■ Set exercise: Look through the entries and report how many lines include the word "小学教育". Give the number alone.

■ Entries taken from a collection:

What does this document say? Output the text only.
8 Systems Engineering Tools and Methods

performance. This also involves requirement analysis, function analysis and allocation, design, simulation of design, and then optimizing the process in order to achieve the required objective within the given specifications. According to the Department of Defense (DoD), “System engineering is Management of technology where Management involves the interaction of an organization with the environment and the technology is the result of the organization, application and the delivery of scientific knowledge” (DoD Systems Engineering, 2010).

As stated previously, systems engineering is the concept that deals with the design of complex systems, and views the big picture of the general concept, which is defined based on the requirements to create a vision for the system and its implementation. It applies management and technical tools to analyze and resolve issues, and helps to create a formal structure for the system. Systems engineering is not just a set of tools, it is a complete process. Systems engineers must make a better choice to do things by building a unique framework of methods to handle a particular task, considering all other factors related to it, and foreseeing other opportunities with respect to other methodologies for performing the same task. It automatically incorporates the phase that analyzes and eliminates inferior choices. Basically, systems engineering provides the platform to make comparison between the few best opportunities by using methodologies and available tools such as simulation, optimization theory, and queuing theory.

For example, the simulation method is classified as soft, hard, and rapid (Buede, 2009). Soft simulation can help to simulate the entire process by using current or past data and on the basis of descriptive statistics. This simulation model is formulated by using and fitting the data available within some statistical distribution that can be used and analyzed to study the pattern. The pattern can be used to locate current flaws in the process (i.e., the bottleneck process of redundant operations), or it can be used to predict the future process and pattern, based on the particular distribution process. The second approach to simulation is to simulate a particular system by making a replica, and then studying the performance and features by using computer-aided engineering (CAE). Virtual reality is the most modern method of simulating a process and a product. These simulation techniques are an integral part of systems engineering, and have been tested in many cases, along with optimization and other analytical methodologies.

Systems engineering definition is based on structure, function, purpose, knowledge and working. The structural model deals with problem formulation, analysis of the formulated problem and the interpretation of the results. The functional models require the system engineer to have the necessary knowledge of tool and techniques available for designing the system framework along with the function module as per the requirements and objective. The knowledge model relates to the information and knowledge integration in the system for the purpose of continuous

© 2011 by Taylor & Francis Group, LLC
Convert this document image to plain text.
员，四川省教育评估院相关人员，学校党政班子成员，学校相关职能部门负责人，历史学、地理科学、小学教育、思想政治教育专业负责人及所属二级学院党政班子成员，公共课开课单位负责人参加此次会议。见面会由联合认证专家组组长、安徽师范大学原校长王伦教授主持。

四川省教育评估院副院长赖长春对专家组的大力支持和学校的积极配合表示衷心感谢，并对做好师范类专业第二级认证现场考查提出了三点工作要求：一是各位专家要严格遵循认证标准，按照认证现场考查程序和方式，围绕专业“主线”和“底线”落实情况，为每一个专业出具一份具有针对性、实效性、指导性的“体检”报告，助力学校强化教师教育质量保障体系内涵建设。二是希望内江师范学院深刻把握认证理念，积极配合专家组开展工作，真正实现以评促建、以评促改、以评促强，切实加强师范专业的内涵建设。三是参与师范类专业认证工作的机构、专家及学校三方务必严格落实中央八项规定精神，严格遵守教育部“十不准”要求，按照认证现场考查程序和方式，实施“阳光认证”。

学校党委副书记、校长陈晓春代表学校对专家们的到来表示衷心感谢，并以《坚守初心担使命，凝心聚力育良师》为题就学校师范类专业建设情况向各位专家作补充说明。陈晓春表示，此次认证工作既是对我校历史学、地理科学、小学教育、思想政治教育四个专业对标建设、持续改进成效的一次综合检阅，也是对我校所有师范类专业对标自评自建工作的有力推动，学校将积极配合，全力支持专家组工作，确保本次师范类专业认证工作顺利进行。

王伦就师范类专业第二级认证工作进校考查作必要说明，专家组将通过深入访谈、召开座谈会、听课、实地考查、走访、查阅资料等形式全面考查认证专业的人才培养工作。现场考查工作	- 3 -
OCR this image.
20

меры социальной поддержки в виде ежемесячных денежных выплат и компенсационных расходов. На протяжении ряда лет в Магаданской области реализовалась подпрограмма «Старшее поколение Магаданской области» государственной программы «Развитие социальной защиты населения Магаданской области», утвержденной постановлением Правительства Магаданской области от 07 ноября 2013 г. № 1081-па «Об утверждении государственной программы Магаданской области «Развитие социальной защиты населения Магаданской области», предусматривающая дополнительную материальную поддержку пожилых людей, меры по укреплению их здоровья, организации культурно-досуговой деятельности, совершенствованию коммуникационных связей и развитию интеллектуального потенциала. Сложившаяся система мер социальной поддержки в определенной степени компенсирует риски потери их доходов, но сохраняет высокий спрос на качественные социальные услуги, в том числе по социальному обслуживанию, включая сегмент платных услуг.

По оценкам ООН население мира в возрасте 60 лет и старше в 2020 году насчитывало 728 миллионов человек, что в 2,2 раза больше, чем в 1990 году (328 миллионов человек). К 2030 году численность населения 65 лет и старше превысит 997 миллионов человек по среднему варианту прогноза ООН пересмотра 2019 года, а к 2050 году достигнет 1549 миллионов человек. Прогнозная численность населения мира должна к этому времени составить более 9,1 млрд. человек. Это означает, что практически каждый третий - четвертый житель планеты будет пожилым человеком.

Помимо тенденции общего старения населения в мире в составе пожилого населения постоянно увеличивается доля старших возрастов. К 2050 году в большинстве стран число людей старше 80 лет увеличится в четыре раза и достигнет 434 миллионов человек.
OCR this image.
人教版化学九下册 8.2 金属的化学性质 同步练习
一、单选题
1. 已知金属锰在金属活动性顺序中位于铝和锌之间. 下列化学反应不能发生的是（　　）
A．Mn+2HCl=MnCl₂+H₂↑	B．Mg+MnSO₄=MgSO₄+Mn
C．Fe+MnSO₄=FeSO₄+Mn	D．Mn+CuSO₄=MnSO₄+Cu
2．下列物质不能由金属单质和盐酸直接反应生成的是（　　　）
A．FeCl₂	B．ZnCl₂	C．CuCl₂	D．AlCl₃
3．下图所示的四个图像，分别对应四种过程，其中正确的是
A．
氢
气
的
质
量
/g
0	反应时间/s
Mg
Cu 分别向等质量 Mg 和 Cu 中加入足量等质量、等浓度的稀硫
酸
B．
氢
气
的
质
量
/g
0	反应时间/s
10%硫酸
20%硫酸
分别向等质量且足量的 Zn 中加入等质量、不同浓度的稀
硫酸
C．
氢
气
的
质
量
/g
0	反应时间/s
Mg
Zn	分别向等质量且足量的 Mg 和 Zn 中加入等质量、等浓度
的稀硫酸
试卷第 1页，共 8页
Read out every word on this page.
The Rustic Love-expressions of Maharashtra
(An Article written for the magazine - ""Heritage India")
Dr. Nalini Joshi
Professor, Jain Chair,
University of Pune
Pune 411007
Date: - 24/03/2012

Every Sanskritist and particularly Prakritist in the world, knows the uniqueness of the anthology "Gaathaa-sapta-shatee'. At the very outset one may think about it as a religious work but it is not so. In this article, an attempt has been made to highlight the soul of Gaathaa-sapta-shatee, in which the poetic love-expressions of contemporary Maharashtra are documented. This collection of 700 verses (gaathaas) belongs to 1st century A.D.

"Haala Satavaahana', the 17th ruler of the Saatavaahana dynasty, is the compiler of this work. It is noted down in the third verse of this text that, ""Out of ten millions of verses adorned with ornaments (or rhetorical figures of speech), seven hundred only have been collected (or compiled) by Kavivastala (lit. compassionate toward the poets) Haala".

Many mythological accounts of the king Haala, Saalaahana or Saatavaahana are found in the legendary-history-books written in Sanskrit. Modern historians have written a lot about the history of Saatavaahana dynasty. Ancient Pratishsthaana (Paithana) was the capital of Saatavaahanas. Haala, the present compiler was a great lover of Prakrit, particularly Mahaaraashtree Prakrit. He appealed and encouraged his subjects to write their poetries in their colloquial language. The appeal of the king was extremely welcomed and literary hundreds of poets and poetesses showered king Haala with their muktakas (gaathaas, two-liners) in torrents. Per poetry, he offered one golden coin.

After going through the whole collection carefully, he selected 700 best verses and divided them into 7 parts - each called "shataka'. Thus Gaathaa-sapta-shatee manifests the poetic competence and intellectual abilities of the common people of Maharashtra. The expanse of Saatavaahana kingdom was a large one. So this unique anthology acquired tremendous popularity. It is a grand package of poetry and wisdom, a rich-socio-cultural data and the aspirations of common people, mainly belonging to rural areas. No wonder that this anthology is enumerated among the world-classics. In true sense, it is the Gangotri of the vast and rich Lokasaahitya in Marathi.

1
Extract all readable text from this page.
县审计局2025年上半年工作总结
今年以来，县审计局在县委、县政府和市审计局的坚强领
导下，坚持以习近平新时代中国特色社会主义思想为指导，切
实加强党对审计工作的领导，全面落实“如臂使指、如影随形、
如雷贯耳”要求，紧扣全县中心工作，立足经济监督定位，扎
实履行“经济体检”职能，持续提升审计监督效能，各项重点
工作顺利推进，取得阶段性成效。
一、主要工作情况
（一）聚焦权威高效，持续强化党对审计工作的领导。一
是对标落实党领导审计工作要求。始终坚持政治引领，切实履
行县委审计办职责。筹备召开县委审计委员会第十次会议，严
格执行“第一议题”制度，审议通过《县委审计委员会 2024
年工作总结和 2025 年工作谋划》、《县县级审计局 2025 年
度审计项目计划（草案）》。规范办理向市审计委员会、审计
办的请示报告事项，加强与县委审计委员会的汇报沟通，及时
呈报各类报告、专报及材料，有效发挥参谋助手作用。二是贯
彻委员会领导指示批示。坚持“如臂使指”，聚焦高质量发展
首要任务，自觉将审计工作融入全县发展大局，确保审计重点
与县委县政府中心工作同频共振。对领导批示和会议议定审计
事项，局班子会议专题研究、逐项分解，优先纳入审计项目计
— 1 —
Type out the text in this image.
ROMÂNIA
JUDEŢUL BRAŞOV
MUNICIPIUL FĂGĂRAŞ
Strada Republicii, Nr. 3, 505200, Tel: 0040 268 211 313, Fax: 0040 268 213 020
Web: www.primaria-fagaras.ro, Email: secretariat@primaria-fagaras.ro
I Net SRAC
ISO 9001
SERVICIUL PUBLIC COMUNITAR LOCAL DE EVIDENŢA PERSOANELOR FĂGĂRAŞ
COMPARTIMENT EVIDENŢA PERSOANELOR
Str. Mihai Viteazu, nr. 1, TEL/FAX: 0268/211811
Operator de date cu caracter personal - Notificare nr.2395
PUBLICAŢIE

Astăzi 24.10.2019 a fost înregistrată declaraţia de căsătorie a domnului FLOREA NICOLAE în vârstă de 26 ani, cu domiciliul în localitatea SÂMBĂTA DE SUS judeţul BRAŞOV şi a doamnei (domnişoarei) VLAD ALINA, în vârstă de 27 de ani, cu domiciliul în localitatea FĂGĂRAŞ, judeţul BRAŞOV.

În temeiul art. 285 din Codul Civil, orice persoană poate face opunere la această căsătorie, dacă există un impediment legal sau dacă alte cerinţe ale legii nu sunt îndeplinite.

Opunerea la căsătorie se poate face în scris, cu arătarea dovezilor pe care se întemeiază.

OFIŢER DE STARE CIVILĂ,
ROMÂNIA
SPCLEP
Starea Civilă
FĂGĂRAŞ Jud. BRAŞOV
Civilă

■ Solved exercise: 2